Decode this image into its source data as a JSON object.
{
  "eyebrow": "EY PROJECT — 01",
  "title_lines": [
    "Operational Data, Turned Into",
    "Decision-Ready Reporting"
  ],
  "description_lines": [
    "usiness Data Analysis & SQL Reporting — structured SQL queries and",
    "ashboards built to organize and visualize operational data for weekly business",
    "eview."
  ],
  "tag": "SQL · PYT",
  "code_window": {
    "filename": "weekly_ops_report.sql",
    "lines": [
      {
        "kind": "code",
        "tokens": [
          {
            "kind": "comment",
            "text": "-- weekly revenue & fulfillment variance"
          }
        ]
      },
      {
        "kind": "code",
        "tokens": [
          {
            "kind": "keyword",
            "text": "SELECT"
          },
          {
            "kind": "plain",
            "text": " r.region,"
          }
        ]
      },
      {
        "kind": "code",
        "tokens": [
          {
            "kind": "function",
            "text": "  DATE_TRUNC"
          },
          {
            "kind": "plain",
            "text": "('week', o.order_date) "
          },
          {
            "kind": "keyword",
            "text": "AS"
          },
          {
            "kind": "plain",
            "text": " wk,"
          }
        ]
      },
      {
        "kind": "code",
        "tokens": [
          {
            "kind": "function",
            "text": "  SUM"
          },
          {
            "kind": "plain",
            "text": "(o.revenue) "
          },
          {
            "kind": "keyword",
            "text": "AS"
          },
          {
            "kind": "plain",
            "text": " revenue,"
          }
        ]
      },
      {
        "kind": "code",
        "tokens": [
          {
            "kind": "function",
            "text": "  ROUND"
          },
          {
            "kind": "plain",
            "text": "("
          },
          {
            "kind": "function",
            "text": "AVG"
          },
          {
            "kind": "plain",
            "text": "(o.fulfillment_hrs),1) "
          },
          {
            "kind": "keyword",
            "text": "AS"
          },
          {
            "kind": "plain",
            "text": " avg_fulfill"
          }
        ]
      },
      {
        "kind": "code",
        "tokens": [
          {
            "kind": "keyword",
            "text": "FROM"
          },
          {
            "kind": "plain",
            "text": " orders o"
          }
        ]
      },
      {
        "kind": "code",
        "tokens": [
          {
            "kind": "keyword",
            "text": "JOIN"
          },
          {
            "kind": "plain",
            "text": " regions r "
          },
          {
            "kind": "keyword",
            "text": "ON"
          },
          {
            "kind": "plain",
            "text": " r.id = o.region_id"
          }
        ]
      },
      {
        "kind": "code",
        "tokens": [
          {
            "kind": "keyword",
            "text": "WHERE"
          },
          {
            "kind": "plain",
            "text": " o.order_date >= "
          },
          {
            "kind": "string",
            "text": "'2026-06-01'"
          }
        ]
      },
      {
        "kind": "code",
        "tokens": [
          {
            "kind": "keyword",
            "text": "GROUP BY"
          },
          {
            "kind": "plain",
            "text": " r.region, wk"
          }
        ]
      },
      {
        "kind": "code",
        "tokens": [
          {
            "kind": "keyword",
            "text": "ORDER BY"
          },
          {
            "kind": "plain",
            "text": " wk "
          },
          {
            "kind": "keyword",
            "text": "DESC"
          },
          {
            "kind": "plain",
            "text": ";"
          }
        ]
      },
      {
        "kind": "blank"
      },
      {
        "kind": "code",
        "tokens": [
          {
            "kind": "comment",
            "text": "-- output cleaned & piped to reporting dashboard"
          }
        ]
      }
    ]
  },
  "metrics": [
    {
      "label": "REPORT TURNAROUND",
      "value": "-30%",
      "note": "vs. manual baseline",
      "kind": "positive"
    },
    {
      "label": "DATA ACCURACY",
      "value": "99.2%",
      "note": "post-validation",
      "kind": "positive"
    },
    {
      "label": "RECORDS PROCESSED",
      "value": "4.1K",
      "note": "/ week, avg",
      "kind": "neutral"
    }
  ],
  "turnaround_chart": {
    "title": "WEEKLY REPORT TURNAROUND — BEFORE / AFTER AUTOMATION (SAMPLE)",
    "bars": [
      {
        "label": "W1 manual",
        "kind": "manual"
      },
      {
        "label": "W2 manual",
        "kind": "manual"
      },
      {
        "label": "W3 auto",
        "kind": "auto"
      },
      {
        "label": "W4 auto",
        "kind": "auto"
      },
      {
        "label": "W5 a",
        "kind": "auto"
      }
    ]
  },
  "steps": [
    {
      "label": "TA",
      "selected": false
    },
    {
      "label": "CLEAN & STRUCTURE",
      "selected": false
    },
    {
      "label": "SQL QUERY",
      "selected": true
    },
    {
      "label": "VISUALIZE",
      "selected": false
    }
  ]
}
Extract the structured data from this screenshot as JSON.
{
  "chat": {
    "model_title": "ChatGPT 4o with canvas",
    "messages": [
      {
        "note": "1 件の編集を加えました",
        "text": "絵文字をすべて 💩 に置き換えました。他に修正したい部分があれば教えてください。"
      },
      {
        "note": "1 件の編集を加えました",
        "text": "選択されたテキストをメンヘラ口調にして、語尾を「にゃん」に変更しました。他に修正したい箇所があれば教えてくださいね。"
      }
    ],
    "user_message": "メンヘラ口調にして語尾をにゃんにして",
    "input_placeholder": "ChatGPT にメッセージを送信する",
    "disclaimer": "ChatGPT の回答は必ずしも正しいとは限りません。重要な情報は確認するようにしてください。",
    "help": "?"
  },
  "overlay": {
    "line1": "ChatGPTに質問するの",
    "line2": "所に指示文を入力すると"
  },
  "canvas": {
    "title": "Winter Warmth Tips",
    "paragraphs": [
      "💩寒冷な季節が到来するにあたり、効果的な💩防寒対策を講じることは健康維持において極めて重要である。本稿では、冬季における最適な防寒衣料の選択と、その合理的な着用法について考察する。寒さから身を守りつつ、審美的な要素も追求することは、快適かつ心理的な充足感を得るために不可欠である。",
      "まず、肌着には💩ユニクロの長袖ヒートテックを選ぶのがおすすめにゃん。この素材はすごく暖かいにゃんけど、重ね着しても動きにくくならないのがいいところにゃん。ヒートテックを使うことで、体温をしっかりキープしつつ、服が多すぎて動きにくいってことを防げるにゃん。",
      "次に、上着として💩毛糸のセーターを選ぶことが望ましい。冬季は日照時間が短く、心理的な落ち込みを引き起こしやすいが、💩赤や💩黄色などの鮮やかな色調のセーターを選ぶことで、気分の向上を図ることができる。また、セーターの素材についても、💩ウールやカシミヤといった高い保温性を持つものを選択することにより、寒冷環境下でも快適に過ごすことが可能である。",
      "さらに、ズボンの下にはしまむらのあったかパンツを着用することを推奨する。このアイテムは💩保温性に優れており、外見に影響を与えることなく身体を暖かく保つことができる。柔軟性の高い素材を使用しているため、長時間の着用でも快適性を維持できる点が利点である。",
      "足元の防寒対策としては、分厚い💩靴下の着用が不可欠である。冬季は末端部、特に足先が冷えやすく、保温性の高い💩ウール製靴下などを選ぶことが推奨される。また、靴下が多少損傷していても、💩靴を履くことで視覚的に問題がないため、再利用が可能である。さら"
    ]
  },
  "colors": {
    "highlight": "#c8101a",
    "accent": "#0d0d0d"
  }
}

Task to carry out. Please give back all of the records exactly as written.

Complete response.
Decode this image into its source data as a JSON object.
{
  "eyebrow": "EY PROJECT — 01",
  "title_lines": [
    "Operational Data, Turned Into",
    "Decision-Ready Reporting"
  ],
  "description_lines": [
    "usiness Data Analysis & SQL Reporting — structured SQL queries and",
    "ashboards built to organize and visualize operational data for weekly business",
    "eview."
  ],
  "tag": "SQL · PYT",
  "code_window": {
    "filename": "weekly_ops_report.sql",
    "lines": [
      {
        "kind": "code",
        "tokens": [
          {
            "kind": "comment",
            "text": "-- weekly revenue & fulfillment variance"
          }
        ]
      },
      {
        "kind": "code",
        "tokens": [
          {
            "kind": "keyword",
            "text": "SELECT"
          },
          {
            "kind": "plain",
            "text": " r.region,"
          }
        ]
      },
      {
        "kind": "code",
        "tokens": [
          {
            "kind": "function",
            "text": "  DATE_TRUNC"
          },
          {
            "kind": "plain",
            "text": "('week', o.order_date) "
          },
          {
            "kind": "keyword",
            "text": "AS"
          },
          {
            "kind": "plain",
            "text": " wk,"
          }
        ]
      },
      {
        "kind": "code",
        "tokens": [
          {
            "kind": "function",
            "text": "  SUM"
          },
          {
            "kind": "plain",
            "text": "(o.revenue) "
          },
          {
            "kind": "keyword",
            "text": "AS"
          },
          {
            "kind": "plain",
            "text": " revenue,"
          }
        ]
      },
      {
        "kind": "code",
        "tokens": [
          {
            "kind": "function",
            "text": "  ROUND"
          },
          {
            "kind": "plain",
            "text": "("
          },
          {
            "kind": "function",
            "text": "AVG"
          },
          {
            "kind": "plain",
            "text": "(o.fulfillment_hrs),1) "
          },
          {
            "kind": "keyword",
            "text": "AS"
          },
          {
            "kind": "plain",
            "text": " avg_fulfill"
          }
        ]
      },
      {
        "kind": "code",
        "tokens": [
          {
            "kind": "keyword",
            "text": "FROM"
          },
          {
            "kind": "plain",
            "text": " orders o"
          }
        ]
      },
      {
        "kind": "code",
        "tokens": [
          {
            "kind": "keyword",
            "text": "JOIN"
          },
          {
            "kind": "plain",
            "text": " regions r "
          },
          {
            "kind": "keyword",
            "text": "ON"
          },
          {
            "kind": "plain",
            "text": " r.id = o.region_id"
          }
        ]
      },
      {
        "kind": "code",
        "tokens": [
          {
            "kind": "keyword",
            "text": "WHERE"
          },
          {
            "kind": "plain",
            "text": " o.order_date >= "
          },
          {
            "kind": "string",
            "text": "'2026-06-01'"
          }
        ]
      },
      {
        "kind": "code",
        "tokens": [
          {
            "kind": "keyword",
            "text": "GROUP BY"
          },
          {
            "kind": "plain",
            "text": " r.region, wk"
          }
        ]
      },
      {
        "kind": "code",
        "tokens": [
          {
            "kind": "keyword",
            "text": "ORDER BY"
          },
          {
            "kind": "plain",
            "text": " wk "
          },
          {
            "kind": "keyword",
            "text": "DESC"
          },
          {
            "kind": "plain",
            "text": ";"
          }
        ]
      },
      {
        "kind": "blank"
      },
      {
        "kind": "code",
        "tokens": [
          {
            "kind": "comment",
            "text": "-- output cleaned & piped to reporting dashboard"
          }
        ]
      }
    ]
  },
  "metrics": [
    {
      "label": "REPORT TURNAROUND",
      "value": "-30%",
      "note": "vs. manual baseline",
      "kind": "positive"
    },
    {
      "label": "DATA ACCURACY",
      "value": "99.2%",
      "note": "post-validation",
      "kind": "positive"
    },
    {
      "label": "RECORDS PROCESSED",
      "value": "4.1K",
      "note": "/ week, avg",
      "kind": "neutral"
    }
  ],
  "turnaround_chart": {
    "title": "WEEKLY REPORT TURNAROUND — BEFORE / AFTER AUTOMATION (SAMPLE)",
    "bars": [
      {
        "label": "W1 manual",
        "kind": "manual"
      },
      {
        "label": "W2 manual",
        "kind": "manual"
      },
      {
        "label": "W3 auto",
        "kind": "auto"
      },
      {
        "label": "W4 auto",
        "kind": "auto"
      },
      {
        "label": "W5 a",
        "kind": "auto"
      }
    ]
  },
  "steps": [
    {
      "label": "TA",
      "selected": false
    },
    {
      "label": "CLEAN & STRUCTURE",
      "selected": false
    },
    {
      "label": "SQL QUERY",
      "selected": true
    },
    {
      "label": "VISUALIZE",
      "selected": false
    }
  ]
}
Extract the structured data from this screenshot as JSON.
{
  "chat": {
    "model_title": "ChatGPT 4o with canvas",
    "messages": [
      {
        "note": "1 件の編集を加えました",
        "text": "絵文字をすべて 💩 に置き換えました。他に修正したい部分があれば教えてください。"
      },
      {
        "note": "1 件の編集を加えました",
        "text": "選択されたテキストをメンヘラ口調にして、語尾を「にゃん」に変更しました。他に修正したい箇所があれば教えてくださいね。"
      }
    ],
    "user_message": "メンヘラ口調にして語尾をにゃんにして",
    "input_placeholder": "ChatGPT にメッセージを送信する",
    "disclaimer": "ChatGPT の回答は必ずしも正しいとは限りません。重要な情報は確認するようにしてください。",
    "help": "?"
  },
  "overlay": {
    "line1": "ChatGPTに質問するの",
    "line2": "所に指示文を入力すると"
  },
  "canvas": {
    "title": "Winter Warmth Tips",
    "paragraphs": [
      "💩寒冷な季節が到来するにあたり、効果的な💩防寒対策を講じることは健康維持において極めて重要である。本稿では、冬季における最適な防寒衣料の選択と、その合理的な着用法について考察する。寒さから身を守りつつ、審美的な要素も追求することは、快適かつ心理的な充足感を得るために不可欠である。",
      "まず、肌着には💩ユニクロの長袖ヒートテックを選ぶのがおすすめにゃん。この素材はすごく暖かいにゃんけど、重ね着しても動きにくくならないのがいいところにゃん。ヒートテックを使うことで、体温をしっかりキープしつつ、服が多すぎて動きにくいってことを防げるにゃん。",
      "次に、上着として💩毛糸のセーターを選ぶことが望ましい。冬季は日照時間が短く、心理的な落ち込みを引き起こしやすいが、💩赤や💩黄色などの鮮やかな色調のセーターを選ぶことで、気分の向上を図ることができる。また、セーターの素材についても、💩ウールやカシミヤといった高い保温性を持つものを選択することにより、寒冷環境下でも快適に過ごすことが可能である。",
      "さらに、ズボンの下にはしまむらのあったかパンツを着用することを推奨する。このアイテムは💩保温性に優れており、外見に影響を与えることなく身体を暖かく保つことができる。柔軟性の高い素材を使用しているため、長時間の着用でも快適性を維持できる点が利点である。",
      "足元の防寒対策としては、分厚い💩靴下の着用が不可欠である。冬季は末端部、特に足先が冷えやすく、保温性の高い💩ウール製靴下などを選ぶことが推奨される。また、靴下が多少損傷していても、💩靴を履くことで視覚的に問題がないため、再利用が可能である。さら"
    ]
  },
  "colors": {
    "highlight": "#c8101a",
    "accent": "#0d0d0d"
  }
}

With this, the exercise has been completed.